## START

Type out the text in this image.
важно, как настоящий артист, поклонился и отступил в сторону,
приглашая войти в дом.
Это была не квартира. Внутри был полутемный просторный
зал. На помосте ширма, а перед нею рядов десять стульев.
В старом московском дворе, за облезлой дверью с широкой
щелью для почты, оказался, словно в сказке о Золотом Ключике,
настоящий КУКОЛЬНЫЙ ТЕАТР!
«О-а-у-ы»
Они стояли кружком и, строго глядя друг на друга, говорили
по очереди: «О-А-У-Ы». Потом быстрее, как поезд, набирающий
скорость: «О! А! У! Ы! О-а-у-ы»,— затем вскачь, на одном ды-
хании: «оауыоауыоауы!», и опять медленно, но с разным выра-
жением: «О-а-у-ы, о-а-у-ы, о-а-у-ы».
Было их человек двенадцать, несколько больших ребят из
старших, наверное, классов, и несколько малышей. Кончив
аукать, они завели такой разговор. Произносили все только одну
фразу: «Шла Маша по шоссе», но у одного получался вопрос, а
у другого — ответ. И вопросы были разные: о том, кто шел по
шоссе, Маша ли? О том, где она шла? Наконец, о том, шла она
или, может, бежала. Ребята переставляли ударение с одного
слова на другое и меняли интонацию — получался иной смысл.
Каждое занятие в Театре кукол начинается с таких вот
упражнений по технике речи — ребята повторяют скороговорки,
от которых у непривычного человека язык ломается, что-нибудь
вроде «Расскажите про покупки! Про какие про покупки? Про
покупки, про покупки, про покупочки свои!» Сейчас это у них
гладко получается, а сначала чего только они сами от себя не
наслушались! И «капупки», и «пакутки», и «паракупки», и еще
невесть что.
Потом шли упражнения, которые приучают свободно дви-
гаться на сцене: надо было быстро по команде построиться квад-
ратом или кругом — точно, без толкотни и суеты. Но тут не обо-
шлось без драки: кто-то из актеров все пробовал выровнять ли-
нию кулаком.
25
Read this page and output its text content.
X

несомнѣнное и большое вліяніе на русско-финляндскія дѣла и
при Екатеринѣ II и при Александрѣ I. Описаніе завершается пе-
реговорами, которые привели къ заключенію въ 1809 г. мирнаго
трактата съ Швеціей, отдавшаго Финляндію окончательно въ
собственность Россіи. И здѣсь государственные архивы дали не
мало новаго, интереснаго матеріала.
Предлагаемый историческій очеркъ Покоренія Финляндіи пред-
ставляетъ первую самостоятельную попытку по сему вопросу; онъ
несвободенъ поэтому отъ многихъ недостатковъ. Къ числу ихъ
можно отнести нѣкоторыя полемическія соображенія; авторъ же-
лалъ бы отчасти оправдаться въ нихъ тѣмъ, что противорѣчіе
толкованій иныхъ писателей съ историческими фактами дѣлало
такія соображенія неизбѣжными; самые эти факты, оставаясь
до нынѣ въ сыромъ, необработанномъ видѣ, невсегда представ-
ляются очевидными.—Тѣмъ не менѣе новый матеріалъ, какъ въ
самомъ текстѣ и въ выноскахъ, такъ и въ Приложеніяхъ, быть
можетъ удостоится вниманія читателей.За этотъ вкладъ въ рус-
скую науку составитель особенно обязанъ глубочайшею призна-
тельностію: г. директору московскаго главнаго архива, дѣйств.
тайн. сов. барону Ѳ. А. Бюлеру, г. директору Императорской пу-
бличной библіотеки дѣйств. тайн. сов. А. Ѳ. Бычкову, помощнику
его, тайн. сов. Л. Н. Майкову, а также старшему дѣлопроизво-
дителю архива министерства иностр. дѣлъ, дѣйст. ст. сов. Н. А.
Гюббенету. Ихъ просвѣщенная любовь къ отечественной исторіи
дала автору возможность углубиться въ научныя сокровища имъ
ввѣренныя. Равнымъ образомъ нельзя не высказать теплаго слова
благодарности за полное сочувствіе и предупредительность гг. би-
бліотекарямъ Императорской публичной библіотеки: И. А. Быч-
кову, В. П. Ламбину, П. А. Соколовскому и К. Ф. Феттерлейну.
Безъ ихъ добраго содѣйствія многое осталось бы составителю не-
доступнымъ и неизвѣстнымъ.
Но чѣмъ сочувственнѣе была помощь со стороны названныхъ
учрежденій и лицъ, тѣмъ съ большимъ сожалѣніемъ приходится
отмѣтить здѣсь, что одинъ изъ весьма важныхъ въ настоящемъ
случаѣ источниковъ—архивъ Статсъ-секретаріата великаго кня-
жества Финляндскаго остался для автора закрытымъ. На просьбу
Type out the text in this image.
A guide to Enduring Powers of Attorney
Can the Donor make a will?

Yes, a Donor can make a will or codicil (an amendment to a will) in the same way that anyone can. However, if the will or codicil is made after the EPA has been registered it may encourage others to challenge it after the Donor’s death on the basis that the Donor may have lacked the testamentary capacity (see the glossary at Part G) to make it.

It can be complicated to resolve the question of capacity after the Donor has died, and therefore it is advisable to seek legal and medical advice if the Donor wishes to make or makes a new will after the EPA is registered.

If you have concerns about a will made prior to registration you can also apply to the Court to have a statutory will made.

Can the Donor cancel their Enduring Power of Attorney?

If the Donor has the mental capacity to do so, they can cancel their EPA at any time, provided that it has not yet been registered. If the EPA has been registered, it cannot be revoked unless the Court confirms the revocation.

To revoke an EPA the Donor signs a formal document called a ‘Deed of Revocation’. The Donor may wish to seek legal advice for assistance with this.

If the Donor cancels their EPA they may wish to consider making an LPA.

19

## END

> **Exercise**: What is the number of lines in the records that contain "capacity"? Give that number only.

> **Solution for this exercise**: 3